◆ **WORK REQUIRED**
Pick out and copy every line below that has the word "height".

[Saved data entries]
========================
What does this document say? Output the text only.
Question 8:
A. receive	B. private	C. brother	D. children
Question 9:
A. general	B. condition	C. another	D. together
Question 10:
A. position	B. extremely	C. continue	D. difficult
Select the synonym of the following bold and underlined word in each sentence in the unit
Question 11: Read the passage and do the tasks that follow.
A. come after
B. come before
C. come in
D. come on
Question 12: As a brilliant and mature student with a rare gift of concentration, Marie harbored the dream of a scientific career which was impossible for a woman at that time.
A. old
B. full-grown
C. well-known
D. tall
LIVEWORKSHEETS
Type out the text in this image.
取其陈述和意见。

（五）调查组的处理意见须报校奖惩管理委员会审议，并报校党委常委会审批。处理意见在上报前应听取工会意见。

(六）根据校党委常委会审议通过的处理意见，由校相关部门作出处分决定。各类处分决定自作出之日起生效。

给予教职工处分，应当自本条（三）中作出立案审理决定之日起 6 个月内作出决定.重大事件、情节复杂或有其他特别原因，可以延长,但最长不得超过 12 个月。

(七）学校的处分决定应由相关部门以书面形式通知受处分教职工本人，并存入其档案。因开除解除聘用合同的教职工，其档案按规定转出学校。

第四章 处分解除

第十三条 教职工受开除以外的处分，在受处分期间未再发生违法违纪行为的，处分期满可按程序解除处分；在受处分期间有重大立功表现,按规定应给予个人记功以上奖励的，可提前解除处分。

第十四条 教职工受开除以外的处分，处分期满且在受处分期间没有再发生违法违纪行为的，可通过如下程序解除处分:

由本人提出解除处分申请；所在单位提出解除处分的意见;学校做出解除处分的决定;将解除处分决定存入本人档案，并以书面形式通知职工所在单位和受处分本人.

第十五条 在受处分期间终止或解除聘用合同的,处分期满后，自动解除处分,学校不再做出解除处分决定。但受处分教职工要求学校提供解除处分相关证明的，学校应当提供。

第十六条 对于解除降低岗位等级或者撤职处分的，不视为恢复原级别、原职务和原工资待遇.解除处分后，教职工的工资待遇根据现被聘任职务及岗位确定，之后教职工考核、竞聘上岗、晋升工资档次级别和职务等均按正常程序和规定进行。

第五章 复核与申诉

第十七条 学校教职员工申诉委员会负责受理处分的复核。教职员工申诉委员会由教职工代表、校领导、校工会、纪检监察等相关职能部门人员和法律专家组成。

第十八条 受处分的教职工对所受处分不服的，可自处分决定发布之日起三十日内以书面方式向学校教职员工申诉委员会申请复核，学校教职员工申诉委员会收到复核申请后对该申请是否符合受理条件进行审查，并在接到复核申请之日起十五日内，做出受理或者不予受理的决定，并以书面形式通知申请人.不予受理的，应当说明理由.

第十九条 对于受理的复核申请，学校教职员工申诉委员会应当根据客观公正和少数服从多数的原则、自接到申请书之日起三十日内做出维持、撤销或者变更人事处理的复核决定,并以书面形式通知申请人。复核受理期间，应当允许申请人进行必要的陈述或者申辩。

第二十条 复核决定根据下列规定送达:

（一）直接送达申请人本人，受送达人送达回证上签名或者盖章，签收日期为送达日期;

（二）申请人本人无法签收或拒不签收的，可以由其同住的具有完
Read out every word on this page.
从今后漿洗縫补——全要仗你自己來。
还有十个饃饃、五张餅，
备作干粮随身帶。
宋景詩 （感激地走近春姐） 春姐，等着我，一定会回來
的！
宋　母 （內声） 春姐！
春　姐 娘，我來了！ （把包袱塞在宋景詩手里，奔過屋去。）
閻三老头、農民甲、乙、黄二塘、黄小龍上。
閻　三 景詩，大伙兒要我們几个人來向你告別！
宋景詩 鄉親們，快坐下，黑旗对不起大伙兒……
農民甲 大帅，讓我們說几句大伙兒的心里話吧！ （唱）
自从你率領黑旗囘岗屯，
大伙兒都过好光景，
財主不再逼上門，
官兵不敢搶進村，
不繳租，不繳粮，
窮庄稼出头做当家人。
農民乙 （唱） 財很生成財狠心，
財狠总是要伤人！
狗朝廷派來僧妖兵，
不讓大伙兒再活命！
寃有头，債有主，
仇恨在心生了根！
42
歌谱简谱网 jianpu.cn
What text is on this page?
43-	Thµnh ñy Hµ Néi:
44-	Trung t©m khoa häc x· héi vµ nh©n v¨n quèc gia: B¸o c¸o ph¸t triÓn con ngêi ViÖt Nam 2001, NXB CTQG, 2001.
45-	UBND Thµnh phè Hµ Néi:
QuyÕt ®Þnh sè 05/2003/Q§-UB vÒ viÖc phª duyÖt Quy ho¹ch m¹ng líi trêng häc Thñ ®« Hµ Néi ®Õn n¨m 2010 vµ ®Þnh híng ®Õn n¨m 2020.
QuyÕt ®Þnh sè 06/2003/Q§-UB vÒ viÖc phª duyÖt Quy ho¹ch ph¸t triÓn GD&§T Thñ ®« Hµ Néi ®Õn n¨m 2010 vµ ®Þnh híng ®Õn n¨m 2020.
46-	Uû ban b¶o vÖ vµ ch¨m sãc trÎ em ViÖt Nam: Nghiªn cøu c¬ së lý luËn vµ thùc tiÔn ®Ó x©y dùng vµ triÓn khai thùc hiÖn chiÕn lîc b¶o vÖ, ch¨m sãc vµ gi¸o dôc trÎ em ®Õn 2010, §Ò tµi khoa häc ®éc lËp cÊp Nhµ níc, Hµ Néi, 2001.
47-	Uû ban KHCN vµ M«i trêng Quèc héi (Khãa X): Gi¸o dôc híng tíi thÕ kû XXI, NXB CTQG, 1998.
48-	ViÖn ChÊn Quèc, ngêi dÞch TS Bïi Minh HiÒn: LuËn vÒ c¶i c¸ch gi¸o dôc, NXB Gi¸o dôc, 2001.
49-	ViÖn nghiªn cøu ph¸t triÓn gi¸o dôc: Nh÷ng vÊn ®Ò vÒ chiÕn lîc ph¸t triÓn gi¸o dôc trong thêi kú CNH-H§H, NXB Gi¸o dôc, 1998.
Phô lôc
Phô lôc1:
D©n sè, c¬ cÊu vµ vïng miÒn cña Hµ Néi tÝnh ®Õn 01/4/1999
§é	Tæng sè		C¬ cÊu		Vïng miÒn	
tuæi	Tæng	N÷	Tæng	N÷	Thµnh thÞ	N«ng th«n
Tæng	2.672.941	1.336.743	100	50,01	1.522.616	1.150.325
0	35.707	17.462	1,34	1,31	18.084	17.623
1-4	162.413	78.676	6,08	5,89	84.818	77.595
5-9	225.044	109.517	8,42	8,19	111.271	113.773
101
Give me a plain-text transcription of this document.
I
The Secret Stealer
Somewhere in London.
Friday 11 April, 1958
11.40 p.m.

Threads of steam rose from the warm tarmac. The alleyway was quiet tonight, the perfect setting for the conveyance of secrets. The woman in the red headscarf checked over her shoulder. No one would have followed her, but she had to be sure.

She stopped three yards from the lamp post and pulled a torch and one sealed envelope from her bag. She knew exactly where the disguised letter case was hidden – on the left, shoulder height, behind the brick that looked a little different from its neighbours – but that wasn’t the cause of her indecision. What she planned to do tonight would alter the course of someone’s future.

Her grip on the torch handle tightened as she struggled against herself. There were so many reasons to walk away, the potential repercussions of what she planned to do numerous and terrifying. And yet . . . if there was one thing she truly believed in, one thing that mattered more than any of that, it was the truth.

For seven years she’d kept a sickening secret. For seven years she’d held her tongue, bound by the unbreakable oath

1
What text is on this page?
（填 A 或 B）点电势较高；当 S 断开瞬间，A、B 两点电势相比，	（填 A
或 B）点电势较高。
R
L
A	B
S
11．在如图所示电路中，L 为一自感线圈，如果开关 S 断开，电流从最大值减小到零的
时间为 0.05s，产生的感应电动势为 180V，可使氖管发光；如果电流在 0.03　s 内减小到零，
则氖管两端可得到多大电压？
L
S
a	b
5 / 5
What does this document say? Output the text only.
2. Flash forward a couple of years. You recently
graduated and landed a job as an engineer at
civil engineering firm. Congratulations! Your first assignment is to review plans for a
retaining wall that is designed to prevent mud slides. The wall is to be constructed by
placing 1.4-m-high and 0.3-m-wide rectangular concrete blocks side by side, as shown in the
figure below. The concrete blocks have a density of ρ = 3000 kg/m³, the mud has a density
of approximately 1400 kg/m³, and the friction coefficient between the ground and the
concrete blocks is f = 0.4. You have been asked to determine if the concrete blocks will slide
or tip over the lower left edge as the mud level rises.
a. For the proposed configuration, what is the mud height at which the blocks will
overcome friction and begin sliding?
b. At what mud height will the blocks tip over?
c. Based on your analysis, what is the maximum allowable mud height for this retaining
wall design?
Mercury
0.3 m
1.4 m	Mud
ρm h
========================
◆ **TASK ANSWER**
She stopped three yards from the lamp post and pulled a torch and one sealed envelope from her bag. She knew exactly where the disguised letter case was hidden – on the left, shoulder height, behind the brick that looked a little different from its neighbours – but that wasn’t the cause of her indecision. What she planned to do tonight would alter the course of someone’s future.
a. For the proposed configuration, what is the mud height at which the blocks will
b. At what mud height will the blocks tip over?
c. Based on your analysis, what is the maximum allowable mud height for this retaining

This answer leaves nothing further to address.